* **Provided passage**
RWD wheel spin

chunkyazian wrote:
“almost no one hammers on a brand new car during a test drive.”

I must be in the minority. If a salesman doesn’t let me open it up during a test drive, I don’t buy the car!

In the OP’s case, I suspect this has to do with most of the factors listed above - the Liberty is probably light in the back, maybe the tires aren’t that good, but it’s probably mostly got to do with the lousy throttle design - in my experience, Chrysler products are very bad for this. I rented a Neon once. In traffic, from a red light, I would squeeze the gas a bit, it wouldn’t go. Squeeze a bit more, it wouldn’t go. Squeeze a bit more, suddenly I was off like a rocket and almost into the back of the car in front. My Compass is almost as bad, but at least I’m used to it now. Granted, both examples are 4-bangers.

TAardvark…remind me not to buy a used car from you. Sounds like my neighbor’s 18 year old. Next time it ices up, go down hill skiing and don’t put other cars at risk letting off steam. And you started this discussion with comments about your sane non agressive driving…sounds like a little BS to me. ;=)

“almost no one hammers on a brand new car during a test drive.”

* **Provided information**
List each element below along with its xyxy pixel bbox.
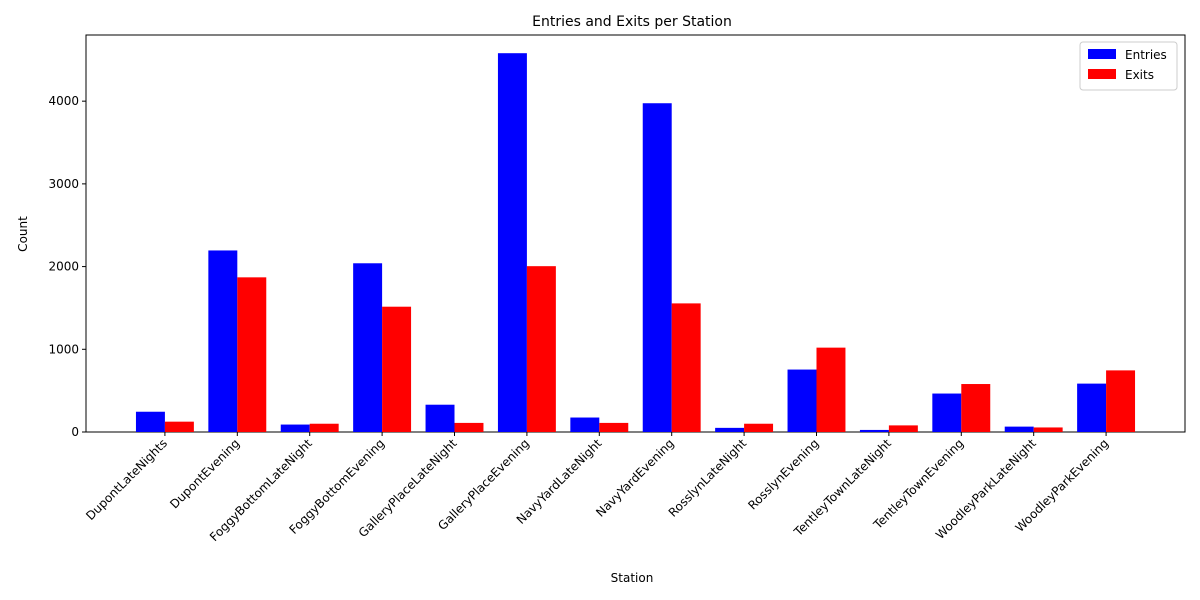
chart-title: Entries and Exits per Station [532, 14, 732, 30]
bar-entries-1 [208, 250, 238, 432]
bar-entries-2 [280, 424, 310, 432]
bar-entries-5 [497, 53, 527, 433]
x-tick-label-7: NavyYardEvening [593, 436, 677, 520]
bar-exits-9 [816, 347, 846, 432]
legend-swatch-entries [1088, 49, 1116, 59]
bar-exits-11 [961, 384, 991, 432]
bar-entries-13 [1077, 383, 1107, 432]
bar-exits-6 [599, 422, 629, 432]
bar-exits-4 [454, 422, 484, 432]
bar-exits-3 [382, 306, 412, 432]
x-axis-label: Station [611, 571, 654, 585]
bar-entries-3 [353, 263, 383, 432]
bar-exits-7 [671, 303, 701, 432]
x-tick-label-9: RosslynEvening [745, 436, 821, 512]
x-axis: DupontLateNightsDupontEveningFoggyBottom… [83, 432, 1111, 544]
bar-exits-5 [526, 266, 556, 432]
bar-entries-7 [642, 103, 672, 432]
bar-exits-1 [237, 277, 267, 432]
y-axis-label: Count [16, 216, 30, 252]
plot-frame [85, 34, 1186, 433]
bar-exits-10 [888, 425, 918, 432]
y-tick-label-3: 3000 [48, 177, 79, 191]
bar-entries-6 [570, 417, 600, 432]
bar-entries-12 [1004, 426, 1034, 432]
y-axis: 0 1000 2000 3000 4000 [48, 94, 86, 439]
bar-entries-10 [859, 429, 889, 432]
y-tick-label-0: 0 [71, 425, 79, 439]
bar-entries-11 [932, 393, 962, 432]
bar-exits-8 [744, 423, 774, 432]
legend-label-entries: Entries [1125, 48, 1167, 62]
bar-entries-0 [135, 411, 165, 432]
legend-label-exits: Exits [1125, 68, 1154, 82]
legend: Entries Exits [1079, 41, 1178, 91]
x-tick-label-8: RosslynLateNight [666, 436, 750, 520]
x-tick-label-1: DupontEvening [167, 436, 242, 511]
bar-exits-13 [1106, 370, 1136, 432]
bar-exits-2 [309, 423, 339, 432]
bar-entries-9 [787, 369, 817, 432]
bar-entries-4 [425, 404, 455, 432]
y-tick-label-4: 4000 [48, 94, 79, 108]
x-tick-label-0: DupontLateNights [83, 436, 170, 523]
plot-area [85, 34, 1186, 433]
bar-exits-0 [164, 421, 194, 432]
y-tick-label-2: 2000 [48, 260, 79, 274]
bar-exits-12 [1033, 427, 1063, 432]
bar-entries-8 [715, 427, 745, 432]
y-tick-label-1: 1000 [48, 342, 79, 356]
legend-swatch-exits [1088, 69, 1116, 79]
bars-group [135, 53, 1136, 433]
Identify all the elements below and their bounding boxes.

* **Problems to solve**
[1] From the RWD wheel spin discussion, extract the passage from "RWD wheel spin" to "buy the car!".
[2] Name every car model that the RWD wheel spin discussion mentions.

* **Expected answers**
[1]
RWD wheel spin

chunkyazian wrote:
“almost no one hammers on a brand new car during a test drive.”

I must be in the minority. If a salesman doesn’t let me open it up during a test drive, I don’t buy the car!

[2]
- Liberty
- Neon
- Compass